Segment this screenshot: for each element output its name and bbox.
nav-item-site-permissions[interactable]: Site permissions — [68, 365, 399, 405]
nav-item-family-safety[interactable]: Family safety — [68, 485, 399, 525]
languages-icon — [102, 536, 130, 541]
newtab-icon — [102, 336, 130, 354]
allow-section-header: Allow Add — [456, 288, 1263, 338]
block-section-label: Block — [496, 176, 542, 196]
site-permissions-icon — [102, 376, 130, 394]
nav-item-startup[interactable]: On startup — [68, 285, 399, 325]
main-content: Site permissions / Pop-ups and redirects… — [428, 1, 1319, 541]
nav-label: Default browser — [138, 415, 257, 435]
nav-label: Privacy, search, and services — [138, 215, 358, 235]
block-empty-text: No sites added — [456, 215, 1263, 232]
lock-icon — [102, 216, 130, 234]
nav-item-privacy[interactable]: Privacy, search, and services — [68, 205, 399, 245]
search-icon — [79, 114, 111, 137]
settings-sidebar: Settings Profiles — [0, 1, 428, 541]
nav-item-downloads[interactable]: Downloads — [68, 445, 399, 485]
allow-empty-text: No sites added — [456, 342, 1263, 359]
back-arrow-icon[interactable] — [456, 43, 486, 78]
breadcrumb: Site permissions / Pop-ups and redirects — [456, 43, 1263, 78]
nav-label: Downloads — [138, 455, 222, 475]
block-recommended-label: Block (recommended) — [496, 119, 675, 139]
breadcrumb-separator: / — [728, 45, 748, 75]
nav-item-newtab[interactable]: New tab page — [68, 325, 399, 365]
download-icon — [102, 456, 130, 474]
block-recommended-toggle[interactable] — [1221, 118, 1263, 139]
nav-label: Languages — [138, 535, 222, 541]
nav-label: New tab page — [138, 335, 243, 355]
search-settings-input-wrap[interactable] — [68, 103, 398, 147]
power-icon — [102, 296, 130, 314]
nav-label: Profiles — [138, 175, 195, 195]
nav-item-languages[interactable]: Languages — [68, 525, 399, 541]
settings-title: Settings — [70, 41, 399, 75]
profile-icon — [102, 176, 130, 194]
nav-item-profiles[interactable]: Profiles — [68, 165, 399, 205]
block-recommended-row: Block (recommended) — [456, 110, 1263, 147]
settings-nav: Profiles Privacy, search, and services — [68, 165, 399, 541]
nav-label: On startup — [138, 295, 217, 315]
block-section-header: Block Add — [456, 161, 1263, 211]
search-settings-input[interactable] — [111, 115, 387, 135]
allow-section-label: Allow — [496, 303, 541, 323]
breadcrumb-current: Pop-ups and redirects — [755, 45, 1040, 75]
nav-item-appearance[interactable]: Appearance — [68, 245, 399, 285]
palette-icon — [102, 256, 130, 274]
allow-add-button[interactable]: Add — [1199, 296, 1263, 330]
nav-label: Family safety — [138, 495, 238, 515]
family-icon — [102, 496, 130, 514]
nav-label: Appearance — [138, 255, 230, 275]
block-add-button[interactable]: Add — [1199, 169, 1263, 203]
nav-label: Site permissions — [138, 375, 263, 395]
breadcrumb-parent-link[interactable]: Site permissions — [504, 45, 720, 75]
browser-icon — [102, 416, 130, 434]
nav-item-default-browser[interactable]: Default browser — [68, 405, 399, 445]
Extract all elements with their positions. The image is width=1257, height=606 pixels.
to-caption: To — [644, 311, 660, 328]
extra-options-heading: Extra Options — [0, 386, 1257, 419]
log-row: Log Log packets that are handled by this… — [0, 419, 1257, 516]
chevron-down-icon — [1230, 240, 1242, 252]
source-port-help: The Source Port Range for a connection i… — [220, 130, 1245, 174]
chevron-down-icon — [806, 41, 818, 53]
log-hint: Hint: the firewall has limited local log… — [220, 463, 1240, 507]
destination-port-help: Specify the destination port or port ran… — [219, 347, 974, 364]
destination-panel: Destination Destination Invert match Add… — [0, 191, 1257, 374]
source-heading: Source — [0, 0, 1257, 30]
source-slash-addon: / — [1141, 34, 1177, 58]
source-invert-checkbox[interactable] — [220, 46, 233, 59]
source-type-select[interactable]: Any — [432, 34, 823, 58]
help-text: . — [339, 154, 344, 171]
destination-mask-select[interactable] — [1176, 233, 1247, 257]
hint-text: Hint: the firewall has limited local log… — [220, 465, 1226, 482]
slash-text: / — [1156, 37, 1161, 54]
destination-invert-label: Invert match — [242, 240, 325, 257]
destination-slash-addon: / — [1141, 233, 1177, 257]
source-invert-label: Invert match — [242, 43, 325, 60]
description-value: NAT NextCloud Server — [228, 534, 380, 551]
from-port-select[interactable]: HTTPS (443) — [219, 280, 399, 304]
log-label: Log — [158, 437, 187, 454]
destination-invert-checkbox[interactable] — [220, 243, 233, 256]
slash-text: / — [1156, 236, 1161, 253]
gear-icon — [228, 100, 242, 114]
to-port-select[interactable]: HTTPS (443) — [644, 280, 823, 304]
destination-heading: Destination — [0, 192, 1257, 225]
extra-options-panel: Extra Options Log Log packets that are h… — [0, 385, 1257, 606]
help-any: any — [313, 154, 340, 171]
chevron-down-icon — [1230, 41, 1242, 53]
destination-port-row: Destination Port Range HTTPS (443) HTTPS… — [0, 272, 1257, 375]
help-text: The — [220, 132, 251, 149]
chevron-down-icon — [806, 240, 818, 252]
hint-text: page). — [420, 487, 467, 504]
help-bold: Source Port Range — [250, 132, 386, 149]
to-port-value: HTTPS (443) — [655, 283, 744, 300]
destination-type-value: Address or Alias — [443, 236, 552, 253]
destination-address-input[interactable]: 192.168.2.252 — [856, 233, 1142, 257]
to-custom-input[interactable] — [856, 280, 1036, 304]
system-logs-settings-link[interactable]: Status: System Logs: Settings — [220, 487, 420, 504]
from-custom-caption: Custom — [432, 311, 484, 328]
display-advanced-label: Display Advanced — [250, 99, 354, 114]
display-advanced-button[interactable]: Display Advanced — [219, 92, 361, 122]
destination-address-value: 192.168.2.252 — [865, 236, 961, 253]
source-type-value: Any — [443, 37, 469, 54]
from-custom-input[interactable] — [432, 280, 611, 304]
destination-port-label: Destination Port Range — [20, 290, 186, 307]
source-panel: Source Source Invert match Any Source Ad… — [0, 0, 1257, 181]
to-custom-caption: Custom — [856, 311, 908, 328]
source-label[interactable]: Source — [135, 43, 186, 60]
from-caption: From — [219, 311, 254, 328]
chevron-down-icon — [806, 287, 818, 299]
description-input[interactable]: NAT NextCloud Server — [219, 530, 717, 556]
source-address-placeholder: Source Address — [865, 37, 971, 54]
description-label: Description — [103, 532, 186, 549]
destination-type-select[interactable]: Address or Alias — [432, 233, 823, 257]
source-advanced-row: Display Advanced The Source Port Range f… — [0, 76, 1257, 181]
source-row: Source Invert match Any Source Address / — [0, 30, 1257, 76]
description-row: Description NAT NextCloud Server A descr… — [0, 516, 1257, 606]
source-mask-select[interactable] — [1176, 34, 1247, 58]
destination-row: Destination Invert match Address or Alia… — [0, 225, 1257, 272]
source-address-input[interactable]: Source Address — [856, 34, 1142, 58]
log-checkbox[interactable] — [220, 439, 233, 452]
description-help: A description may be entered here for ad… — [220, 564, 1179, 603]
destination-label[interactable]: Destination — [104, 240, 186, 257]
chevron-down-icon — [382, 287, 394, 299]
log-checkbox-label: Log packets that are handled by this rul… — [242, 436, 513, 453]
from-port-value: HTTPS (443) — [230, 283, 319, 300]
----
- What you will do
Rewrite every record with "nav-label" changed to "menu-label" wherever it occurs, leaving everything else unchanged.

- Task output
Segment this screenshot: for each element output its name and bbox.
nav-item-site-permissions[interactable]: Site permissions — [68, 365, 399, 405]
nav-item-family-safety[interactable]: Family safety — [68, 485, 399, 525]
languages-icon — [102, 536, 130, 541]
newtab-icon — [102, 336, 130, 354]
allow-section-header: Allow Add — [456, 288, 1263, 338]
block-section-label: Block — [496, 176, 542, 196]
site-permissions-icon — [102, 376, 130, 394]
nav-item-startup[interactable]: On startup — [68, 285, 399, 325]
main-content: Site permissions / Pop-ups and redirects… — [428, 1, 1319, 541]
menu-label: Default browser — [138, 415, 257, 435]
menu-label: Privacy, search, and services — [138, 215, 358, 235]
block-empty-text: No sites added — [456, 215, 1263, 232]
lock-icon — [102, 216, 130, 234]
nav-item-privacy[interactable]: Privacy, search, and services — [68, 205, 399, 245]
search-icon — [79, 114, 111, 137]
settings-sidebar: Settings Profiles — [0, 1, 428, 541]
nav-item-downloads[interactable]: Downloads — [68, 445, 399, 485]
allow-empty-text: No sites added — [456, 342, 1263, 359]
back-arrow-icon[interactable] — [456, 43, 486, 78]
breadcrumb: Site permissions / Pop-ups and redirects — [456, 43, 1263, 78]
menu-label: Downloads — [138, 455, 222, 475]
block-recommended-label: Block (recommended) — [496, 119, 675, 139]
breadcrumb-separator: / — [728, 45, 748, 75]
nav-item-newtab[interactable]: New tab page — [68, 325, 399, 365]
download-icon — [102, 456, 130, 474]
block-recommended-toggle[interactable] — [1221, 118, 1263, 139]
menu-label: Languages — [138, 535, 222, 541]
menu-label: New tab page — [138, 335, 243, 355]
search-settings-input-wrap[interactable] — [68, 103, 398, 147]
power-icon — [102, 296, 130, 314]
menu-label: Profiles — [138, 175, 195, 195]
nav-item-languages[interactable]: Languages — [68, 525, 399, 541]
settings-title: Settings — [70, 41, 399, 75]
profile-icon — [102, 176, 130, 194]
nav-item-profiles[interactable]: Profiles — [68, 165, 399, 205]
block-recommended-row: Block (recommended) — [456, 110, 1263, 147]
settings-nav: Profiles Privacy, search, and services — [68, 165, 399, 541]
menu-label: On startup — [138, 295, 217, 315]
block-section-header: Block Add — [456, 161, 1263, 211]
search-settings-input[interactable] — [111, 115, 387, 135]
allow-section-label: Allow — [496, 303, 541, 323]
breadcrumb-current: Pop-ups and redirects — [755, 45, 1040, 75]
nav-item-appearance[interactable]: Appearance — [68, 245, 399, 285]
palette-icon — [102, 256, 130, 274]
allow-add-button[interactable]: Add — [1199, 296, 1263, 330]
menu-label: Family safety — [138, 495, 238, 515]
family-icon — [102, 496, 130, 514]
menu-label: Appearance — [138, 255, 230, 275]
block-add-button[interactable]: Add — [1199, 169, 1263, 203]
menu-label: Site permissions — [138, 375, 263, 395]
breadcrumb-parent-link[interactable]: Site permissions — [504, 45, 720, 75]
browser-icon — [102, 416, 130, 434]
nav-item-default-browser[interactable]: Default browser — [68, 405, 399, 445]
Extract all elements with their positions. The image is width=1257, height=606 pixels.
to-caption: To — [644, 311, 660, 328]
extra-options-heading: Extra Options — [0, 386, 1257, 419]
log-row: Log Log packets that are handled by this… — [0, 419, 1257, 516]
chevron-down-icon — [1230, 240, 1242, 252]
source-port-help: The Source Port Range for a connection i… — [220, 130, 1245, 174]
chevron-down-icon — [806, 41, 818, 53]
log-hint: Hint: the firewall has limited local log… — [220, 463, 1240, 507]
destination-port-help: Specify the destination port or port ran… — [219, 347, 974, 364]
destination-panel: Destination Destination Invert match Add… — [0, 191, 1257, 374]
source-heading: Source — [0, 0, 1257, 30]
source-slash-addon: / — [1141, 34, 1177, 58]
source-invert-checkbox[interactable] — [220, 46, 233, 59]
source-type-select[interactable]: Any — [432, 34, 823, 58]
help-text: . — [339, 154, 344, 171]
destination-mask-select[interactable] — [1176, 233, 1247, 257]
hint-text: Hint: the firewall has limited local log… — [220, 465, 1226, 482]
slash-text: / — [1156, 37, 1161, 54]
destination-invert-label: Invert match — [242, 240, 325, 257]
destination-slash-addon: / — [1141, 233, 1177, 257]
source-invert-label: Invert match — [242, 43, 325, 60]
description-value: NAT NextCloud Server — [228, 534, 380, 551]
from-port-select[interactable]: HTTPS (443) — [219, 280, 399, 304]
log-label: Log — [158, 437, 187, 454]
destination-invert-checkbox[interactable] — [220, 243, 233, 256]
slash-text: / — [1156, 236, 1161, 253]
gear-icon — [228, 100, 242, 114]
to-port-select[interactable]: HTTPS (443) — [644, 280, 823, 304]
destination-heading: Destination — [0, 192, 1257, 225]
extra-options-panel: Extra Options Log Log packets that are h… — [0, 385, 1257, 606]
help-any: any — [313, 154, 340, 171]
chevron-down-icon — [1230, 41, 1242, 53]
destination-port-row: Destination Port Range HTTPS (443) HTTPS… — [0, 272, 1257, 375]
help-text: The — [220, 132, 251, 149]
chevron-down-icon — [806, 240, 818, 252]
hint-text: page). — [420, 487, 467, 504]
help-bold: Source Port Range — [250, 132, 386, 149]
to-port-value: HTTPS (443) — [655, 283, 744, 300]
destination-type-value: Address or Alias — [443, 236, 552, 253]
destination-address-input[interactable]: 192.168.2.252 — [856, 233, 1142, 257]
to-custom-input[interactable] — [856, 280, 1036, 304]
system-logs-settings-link[interactable]: Status: System Logs: Settings — [220, 487, 420, 504]
from-custom-caption: Custom — [432, 311, 484, 328]
display-advanced-label: Display Advanced — [250, 99, 354, 114]
display-advanced-button[interactable]: Display Advanced — [219, 92, 361, 122]
destination-address-value: 192.168.2.252 — [865, 236, 961, 253]
source-type-value: Any — [443, 37, 469, 54]
from-custom-input[interactable] — [432, 280, 611, 304]
destination-port-label: Destination Port Range — [20, 290, 186, 307]
source-panel: Source Source Invert match Any Source Ad… — [0, 0, 1257, 181]
to-custom-caption: Custom — [856, 311, 908, 328]
source-label[interactable]: Source — [135, 43, 186, 60]
from-caption: From — [219, 311, 254, 328]
chevron-down-icon — [806, 287, 818, 299]
description-input[interactable]: NAT NextCloud Server — [219, 530, 717, 556]
source-address-placeholder: Source Address — [865, 37, 971, 54]
description-label: Description — [103, 532, 186, 549]
destination-type-select[interactable]: Address or Alias — [432, 233, 823, 257]
source-advanced-row: Display Advanced The Source Port Range f… — [0, 76, 1257, 181]
source-row: Source Invert match Any Source Address / — [0, 30, 1257, 76]
description-row: Description NAT NextCloud Server A descr… — [0, 516, 1257, 606]
source-mask-select[interactable] — [1176, 34, 1247, 58]
destination-row: Destination Invert match Address or Alia… — [0, 225, 1257, 272]
source-address-input[interactable]: Source Address — [856, 34, 1142, 58]
log-checkbox[interactable] — [220, 439, 233, 452]
description-help: A description may be entered here for ad… — [220, 564, 1179, 603]
destination-label[interactable]: Destination — [104, 240, 186, 257]
chevron-down-icon — [382, 287, 394, 299]
log-checkbox-label: Log packets that are handled by this rul… — [242, 436, 513, 453]
from-port-value: HTTPS (443) — [230, 283, 319, 300]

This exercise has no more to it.